TRAVAIL À FAIRE >>
Répondez, s'il vous plaît, à ces questions d'après le texte sur la manifestation pour les bidonvilles.
1. Quel jour la manifestation a-t-elle eu lieu ?
2. Vers quel lieu les manifestants se dirigeaient-ils ?
3. Combien de personnes vivent dans les bidonvilles de la région parisienne ?

TEXTE EXTRAIT >>
Ce samedi 25 mai, à l'appel de plus d'une trentaine de collectifs, associations, syndicats et organisations politiques, près d'un millier de personnes ont manifesté dans les rues de Paris en direction de Matignon pour interpeller les politiques et collectivités locales sur les conditions vie dans les bidonvilles.
En effet, ce sont près de 10 000 personnes qui vivent dans les bidonvilles de la région parisienne. Rappelons le : vivre en bidonville ou en logements insalubres, c'est supporter la crainte d'être expulsé, chassé constamment. C'est la difficulté de ne pouvoir bénéficier de soins réguliers, assurer une scolarité suivie à ses enfants (quand ils ne subissent pas de "refus de scolarité"), et une stabilité nécessaire à la recherche d'un emploi.

EXTRAITS DE DONNÉES >>

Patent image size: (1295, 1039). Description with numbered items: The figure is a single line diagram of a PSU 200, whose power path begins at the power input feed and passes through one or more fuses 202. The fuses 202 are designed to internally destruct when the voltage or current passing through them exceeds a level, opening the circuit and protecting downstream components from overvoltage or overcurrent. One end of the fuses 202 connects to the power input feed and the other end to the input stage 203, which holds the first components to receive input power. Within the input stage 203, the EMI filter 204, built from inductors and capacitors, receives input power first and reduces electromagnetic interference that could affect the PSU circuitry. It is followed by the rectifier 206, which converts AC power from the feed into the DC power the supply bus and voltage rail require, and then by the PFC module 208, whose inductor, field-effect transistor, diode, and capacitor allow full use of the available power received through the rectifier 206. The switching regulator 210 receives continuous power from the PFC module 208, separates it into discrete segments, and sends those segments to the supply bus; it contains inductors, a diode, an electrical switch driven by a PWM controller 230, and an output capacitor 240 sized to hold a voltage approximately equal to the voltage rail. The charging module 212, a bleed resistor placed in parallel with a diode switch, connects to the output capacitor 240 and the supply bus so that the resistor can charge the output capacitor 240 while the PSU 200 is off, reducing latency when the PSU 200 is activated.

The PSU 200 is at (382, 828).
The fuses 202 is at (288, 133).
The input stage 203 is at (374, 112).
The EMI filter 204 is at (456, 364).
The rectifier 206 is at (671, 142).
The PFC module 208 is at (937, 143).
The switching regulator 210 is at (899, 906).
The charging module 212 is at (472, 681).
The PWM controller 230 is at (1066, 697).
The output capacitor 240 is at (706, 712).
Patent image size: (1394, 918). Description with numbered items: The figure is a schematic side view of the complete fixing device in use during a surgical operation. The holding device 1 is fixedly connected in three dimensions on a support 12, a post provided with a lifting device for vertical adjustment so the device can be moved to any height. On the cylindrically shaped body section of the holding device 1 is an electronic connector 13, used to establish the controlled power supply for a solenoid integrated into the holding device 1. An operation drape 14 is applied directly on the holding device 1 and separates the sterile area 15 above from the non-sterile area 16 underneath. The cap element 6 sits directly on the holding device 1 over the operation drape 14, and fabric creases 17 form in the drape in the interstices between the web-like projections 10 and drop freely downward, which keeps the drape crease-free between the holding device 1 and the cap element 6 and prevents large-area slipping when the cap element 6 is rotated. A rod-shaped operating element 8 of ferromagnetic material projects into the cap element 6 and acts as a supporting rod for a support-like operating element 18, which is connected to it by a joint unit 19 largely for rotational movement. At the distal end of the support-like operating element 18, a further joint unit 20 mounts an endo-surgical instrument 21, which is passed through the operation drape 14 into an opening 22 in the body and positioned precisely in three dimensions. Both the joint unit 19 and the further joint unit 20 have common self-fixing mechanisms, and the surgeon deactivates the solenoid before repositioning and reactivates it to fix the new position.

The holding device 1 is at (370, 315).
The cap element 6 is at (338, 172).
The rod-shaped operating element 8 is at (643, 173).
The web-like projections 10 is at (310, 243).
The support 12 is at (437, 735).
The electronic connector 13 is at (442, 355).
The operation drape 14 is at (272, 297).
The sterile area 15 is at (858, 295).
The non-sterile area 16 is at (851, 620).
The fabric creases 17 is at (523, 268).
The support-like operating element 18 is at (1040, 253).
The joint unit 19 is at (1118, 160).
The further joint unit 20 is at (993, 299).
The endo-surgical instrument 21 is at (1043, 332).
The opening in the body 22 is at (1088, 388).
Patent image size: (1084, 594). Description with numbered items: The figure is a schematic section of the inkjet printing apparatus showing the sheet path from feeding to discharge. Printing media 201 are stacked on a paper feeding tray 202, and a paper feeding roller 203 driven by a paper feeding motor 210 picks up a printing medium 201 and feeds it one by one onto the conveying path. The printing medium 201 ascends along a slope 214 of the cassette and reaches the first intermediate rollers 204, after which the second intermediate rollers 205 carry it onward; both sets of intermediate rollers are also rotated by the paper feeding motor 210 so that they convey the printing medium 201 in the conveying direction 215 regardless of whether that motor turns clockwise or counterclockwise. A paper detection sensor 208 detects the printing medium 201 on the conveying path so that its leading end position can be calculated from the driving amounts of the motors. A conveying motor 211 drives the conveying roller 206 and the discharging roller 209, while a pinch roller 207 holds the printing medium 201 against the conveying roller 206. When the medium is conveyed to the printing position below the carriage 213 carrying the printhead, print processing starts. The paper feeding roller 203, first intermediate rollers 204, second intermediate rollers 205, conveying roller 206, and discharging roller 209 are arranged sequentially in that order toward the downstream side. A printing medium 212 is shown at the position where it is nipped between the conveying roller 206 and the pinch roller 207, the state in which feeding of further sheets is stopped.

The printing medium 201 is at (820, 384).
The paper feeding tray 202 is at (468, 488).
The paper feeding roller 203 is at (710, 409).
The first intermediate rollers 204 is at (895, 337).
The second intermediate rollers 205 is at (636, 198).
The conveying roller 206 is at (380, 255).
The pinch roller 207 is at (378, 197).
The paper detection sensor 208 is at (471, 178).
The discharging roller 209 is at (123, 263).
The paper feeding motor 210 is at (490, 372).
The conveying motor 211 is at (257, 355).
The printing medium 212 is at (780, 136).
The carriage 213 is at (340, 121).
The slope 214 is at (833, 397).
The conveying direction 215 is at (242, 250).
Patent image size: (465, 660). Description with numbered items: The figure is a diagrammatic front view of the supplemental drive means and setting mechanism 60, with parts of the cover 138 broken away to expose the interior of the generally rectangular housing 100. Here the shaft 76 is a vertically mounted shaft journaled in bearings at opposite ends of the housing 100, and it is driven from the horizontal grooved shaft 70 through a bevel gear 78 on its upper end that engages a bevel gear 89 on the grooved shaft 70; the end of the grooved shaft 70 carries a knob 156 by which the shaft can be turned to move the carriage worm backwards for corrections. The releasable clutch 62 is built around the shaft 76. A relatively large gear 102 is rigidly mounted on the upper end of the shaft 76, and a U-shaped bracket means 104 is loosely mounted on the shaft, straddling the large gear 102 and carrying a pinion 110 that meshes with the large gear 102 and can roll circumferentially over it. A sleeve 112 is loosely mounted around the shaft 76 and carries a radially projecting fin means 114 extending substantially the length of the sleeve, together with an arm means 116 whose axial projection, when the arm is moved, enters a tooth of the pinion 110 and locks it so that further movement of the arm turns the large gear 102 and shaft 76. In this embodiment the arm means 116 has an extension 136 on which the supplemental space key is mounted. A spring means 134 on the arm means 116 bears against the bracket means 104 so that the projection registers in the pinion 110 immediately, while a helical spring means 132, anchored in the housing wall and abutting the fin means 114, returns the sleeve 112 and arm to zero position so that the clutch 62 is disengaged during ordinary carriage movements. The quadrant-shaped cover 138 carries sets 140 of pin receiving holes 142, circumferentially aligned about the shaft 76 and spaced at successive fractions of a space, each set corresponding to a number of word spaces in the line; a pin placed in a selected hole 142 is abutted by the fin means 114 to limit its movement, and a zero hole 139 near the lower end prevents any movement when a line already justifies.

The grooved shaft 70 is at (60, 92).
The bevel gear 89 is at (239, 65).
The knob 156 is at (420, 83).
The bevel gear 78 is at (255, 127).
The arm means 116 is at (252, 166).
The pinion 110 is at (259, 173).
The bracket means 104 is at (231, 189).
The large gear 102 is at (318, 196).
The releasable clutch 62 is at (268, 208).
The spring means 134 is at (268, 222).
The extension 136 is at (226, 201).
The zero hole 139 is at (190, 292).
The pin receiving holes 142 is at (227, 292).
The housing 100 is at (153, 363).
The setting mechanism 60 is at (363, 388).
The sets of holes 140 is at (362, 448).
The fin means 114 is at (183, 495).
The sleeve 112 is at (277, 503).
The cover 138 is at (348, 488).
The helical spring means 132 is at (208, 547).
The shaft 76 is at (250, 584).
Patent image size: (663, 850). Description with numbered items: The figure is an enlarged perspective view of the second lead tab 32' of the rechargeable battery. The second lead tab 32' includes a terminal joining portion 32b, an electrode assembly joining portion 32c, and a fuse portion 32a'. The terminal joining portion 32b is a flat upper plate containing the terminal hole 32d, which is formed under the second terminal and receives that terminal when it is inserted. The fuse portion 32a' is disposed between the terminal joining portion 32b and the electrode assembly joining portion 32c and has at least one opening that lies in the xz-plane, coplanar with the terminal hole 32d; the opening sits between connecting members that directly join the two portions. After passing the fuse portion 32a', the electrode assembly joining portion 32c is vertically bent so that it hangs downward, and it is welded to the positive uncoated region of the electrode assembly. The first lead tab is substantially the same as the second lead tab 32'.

RÉSULTAT DE L'EXERCICE >>
1. Le samedi 25 mai.
2. Vers Matignon.
3. Près de 10 000 personnes.